-- start --

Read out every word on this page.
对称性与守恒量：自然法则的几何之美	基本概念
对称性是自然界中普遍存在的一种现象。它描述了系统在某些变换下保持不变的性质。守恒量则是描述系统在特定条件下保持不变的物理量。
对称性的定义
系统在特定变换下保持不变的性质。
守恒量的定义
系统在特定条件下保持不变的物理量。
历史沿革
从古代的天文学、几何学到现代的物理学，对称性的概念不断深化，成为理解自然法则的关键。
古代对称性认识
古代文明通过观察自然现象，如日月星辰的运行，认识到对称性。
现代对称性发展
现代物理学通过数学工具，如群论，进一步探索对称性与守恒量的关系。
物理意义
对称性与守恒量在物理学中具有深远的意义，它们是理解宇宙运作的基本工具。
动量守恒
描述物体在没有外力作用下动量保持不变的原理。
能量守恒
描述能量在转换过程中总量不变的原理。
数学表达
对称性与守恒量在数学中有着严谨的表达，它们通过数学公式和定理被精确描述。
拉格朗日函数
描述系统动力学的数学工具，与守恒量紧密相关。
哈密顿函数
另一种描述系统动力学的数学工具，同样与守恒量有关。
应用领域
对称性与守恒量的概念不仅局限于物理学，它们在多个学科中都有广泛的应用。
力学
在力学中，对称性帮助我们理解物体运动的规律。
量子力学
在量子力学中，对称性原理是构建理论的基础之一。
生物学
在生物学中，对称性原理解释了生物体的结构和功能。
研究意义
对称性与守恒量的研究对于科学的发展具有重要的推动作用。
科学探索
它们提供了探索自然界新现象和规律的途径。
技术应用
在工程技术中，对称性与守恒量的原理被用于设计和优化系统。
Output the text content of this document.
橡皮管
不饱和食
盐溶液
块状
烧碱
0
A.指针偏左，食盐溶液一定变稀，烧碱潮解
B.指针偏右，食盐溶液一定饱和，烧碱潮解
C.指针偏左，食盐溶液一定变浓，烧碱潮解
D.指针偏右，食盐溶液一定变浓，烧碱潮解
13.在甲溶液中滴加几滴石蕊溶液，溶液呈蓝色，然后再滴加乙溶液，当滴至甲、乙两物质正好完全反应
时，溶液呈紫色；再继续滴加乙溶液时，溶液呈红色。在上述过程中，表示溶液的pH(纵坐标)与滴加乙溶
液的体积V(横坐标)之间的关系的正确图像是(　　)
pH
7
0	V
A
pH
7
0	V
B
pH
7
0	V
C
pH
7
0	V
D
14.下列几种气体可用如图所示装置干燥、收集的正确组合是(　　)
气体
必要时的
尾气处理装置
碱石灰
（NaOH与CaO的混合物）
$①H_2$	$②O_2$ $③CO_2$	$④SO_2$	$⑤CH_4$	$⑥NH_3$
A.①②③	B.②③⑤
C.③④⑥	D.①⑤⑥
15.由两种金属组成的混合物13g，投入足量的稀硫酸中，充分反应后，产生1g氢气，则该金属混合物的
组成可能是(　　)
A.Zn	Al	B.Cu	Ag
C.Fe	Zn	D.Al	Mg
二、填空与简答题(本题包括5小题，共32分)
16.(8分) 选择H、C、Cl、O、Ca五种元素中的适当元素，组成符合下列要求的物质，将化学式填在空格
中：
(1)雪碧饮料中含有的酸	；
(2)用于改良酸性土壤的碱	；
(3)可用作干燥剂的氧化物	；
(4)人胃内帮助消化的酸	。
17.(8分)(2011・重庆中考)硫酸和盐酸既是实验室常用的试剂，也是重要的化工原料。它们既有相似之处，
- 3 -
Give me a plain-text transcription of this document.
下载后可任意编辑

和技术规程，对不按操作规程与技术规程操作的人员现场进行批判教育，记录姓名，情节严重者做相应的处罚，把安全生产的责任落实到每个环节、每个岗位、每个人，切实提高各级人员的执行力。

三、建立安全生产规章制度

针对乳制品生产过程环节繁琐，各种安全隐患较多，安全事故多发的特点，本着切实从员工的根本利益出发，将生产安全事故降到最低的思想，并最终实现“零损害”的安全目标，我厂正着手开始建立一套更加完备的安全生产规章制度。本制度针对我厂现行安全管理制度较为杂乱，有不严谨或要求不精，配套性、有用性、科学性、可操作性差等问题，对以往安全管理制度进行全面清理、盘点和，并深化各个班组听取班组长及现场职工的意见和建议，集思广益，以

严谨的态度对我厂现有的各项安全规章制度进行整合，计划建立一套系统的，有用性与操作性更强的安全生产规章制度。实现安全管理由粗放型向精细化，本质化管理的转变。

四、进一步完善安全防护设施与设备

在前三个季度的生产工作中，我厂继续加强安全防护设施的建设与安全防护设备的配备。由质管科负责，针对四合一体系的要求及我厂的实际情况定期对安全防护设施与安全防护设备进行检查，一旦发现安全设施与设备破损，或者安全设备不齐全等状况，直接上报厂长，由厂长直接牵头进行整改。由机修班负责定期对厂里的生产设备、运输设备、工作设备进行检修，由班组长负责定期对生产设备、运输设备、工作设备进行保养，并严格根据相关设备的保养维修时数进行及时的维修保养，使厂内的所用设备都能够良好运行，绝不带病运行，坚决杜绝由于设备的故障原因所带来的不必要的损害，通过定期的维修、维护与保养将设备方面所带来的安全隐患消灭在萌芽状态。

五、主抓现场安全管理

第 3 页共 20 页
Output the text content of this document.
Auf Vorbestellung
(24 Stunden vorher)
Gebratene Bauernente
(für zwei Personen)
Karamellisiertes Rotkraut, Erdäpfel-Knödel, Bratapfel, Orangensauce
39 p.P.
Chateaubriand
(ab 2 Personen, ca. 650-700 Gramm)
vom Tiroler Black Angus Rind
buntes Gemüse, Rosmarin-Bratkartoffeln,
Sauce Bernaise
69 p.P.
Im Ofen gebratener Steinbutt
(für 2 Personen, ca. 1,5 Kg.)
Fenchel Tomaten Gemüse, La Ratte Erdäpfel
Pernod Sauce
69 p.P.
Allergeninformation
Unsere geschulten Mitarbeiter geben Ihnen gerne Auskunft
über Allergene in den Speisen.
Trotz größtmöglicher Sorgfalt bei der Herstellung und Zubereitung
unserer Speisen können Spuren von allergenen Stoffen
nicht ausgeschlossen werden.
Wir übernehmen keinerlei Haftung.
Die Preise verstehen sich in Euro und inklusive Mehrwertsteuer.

-- end --

* What is being asked
Repeat the data in its entirety, character for character.

* Task output
Read out every word on this page.
对称性与守恒量：自然法则的几何之美	基本概念
对称性是自然界中普遍存在的一种现象。它描述了系统在某些变换下保持不变的性质。守恒量则是描述系统在特定条件下保持不变的物理量。
对称性的定义
系统在特定变换下保持不变的性质。
守恒量的定义
系统在特定条件下保持不变的物理量。
历史沿革
从古代的天文学、几何学到现代的物理学，对称性的概念不断深化，成为理解自然法则的关键。
古代对称性认识
古代文明通过观察自然现象，如日月星辰的运行，认识到对称性。
现代对称性发展
现代物理学通过数学工具，如群论，进一步探索对称性与守恒量的关系。
物理意义
对称性与守恒量在物理学中具有深远的意义，它们是理解宇宙运作的基本工具。
动量守恒
描述物体在没有外力作用下动量保持不变的原理。
能量守恒
描述能量在转换过程中总量不变的原理。
数学表达
对称性与守恒量在数学中有着严谨的表达，它们通过数学公式和定理被精确描述。
拉格朗日函数
描述系统动力学的数学工具，与守恒量紧密相关。
哈密顿函数
另一种描述系统动力学的数学工具，同样与守恒量有关。
应用领域
对称性与守恒量的概念不仅局限于物理学，它们在多个学科中都有广泛的应用。
力学
在力学中，对称性帮助我们理解物体运动的规律。
量子力学
在量子力学中，对称性原理是构建理论的基础之一。
生物学
在生物学中，对称性原理解释了生物体的结构和功能。
研究意义
对称性与守恒量的研究对于科学的发展具有重要的推动作用。
科学探索
它们提供了探索自然界新现象和规律的途径。
技术应用
在工程技术中，对称性与守恒量的原理被用于设计和优化系统。
Output the text content of this document.
橡皮管
不饱和食
盐溶液
块状
烧碱
0
A.指针偏左，食盐溶液一定变稀，烧碱潮解
B.指针偏右，食盐溶液一定饱和，烧碱潮解
C.指针偏左，食盐溶液一定变浓，烧碱潮解
D.指针偏右，食盐溶液一定变浓，烧碱潮解
13.在甲溶液中滴加几滴石蕊溶液，溶液呈蓝色，然后再滴加乙溶液，当滴至甲、乙两物质正好完全反应
时，溶液呈紫色；再继续滴加乙溶液时，溶液呈红色。在上述过程中，表示溶液的pH(纵坐标)与滴加乙溶
液的体积V(横坐标)之间的关系的正确图像是(　　)
pH
7
0	V
A
pH
7
0	V
B
pH
7
0	V
C
pH
7
0	V
D
14.下列几种气体可用如图所示装置干燥、收集的正确组合是(　　)
气体
必要时的
尾气处理装置
碱石灰
（NaOH与CaO的混合物）
$①H_2$	$②O_2$ $③CO_2$	$④SO_2$	$⑤CH_4$	$⑥NH_3$
A.①②③	B.②③⑤
C.③④⑥	D.①⑤⑥
15.由两种金属组成的混合物13g，投入足量的稀硫酸中，充分反应后，产生1g氢气，则该金属混合物的
组成可能是(　　)
A.Zn	Al	B.Cu	Ag
C.Fe	Zn	D.Al	Mg
二、填空与简答题(本题包括5小题，共32分)
16.(8分) 选择H、C、Cl、O、Ca五种元素中的适当元素，组成符合下列要求的物质，将化学式填在空格
中：
(1)雪碧饮料中含有的酸	；
(2)用于改良酸性土壤的碱	；
(3)可用作干燥剂的氧化物	；
(4)人胃内帮助消化的酸	。
17.(8分)(2011・重庆中考)硫酸和盐酸既是实验室常用的试剂，也是重要的化工原料。它们既有相似之处，
- 3 -
Give me a plain-text transcription of this document.
下载后可任意编辑

和技术规程，对不按操作规程与技术规程操作的人员现场进行批判教育，记录姓名，情节严重者做相应的处罚，把安全生产的责任落实到每个环节、每个岗位、每个人，切实提高各级人员的执行力。

三、建立安全生产规章制度

针对乳制品生产过程环节繁琐，各种安全隐患较多，安全事故多发的特点，本着切实从员工的根本利益出发，将生产安全事故降到最低的思想，并最终实现“零损害”的安全目标，我厂正着手开始建立一套更加完备的安全生产规章制度。本制度针对我厂现行安全管理制度较为杂乱，有不严谨或要求不精，配套性、有用性、科学性、可操作性差等问题，对以往安全管理制度进行全面清理、盘点和，并深化各个班组听取班组长及现场职工的意见和建议，集思广益，以

严谨的态度对我厂现有的各项安全规章制度进行整合，计划建立一套系统的，有用性与操作性更强的安全生产规章制度。实现安全管理由粗放型向精细化，本质化管理的转变。

四、进一步完善安全防护设施与设备

在前三个季度的生产工作中，我厂继续加强安全防护设施的建设与安全防护设备的配备。由质管科负责，针对四合一体系的要求及我厂的实际情况定期对安全防护设施与安全防护设备进行检查，一旦发现安全设施与设备破损，或者安全设备不齐全等状况，直接上报厂长，由厂长直接牵头进行整改。由机修班负责定期对厂里的生产设备、运输设备、工作设备进行检修，由班组长负责定期对生产设备、运输设备、工作设备进行保养，并严格根据相关设备的保养维修时数进行及时的维修保养，使厂内的所用设备都能够良好运行，绝不带病运行，坚决杜绝由于设备的故障原因所带来的不必要的损害，通过定期的维修、维护与保养将设备方面所带来的安全隐患消灭在萌芽状态。

五、主抓现场安全管理

第 3 页共 20 页
Output the text content of this document.
Auf Vorbestellung
(24 Stunden vorher)
Gebratene Bauernente
(für zwei Personen)
Karamellisiertes Rotkraut, Erdäpfel-Knödel, Bratapfel, Orangensauce
39 p.P.
Chateaubriand
(ab 2 Personen, ca. 650-700 Gramm)
vom Tiroler Black Angus Rind
buntes Gemüse, Rosmarin-Bratkartoffeln,
Sauce Bernaise
69 p.P.
Im Ofen gebratener Steinbutt
(für 2 Personen, ca. 1,5 Kg.)
Fenchel Tomaten Gemüse, La Ratte Erdäpfel
Pernod Sauce
69 p.P.
Allergeninformation
Unsere geschulten Mitarbeiter geben Ihnen gerne Auskunft
über Allergene in den Speisen.
Trotz größtmöglicher Sorgfalt bei der Herstellung und Zubereitung
unserer Speisen können Spuren von allergenen Stoffen
nicht ausgeschlossen werden.
Wir übernehmen keinerlei Haftung.
Die Preise verstehen sich in Euro und inklusive Mehrwertsteuer.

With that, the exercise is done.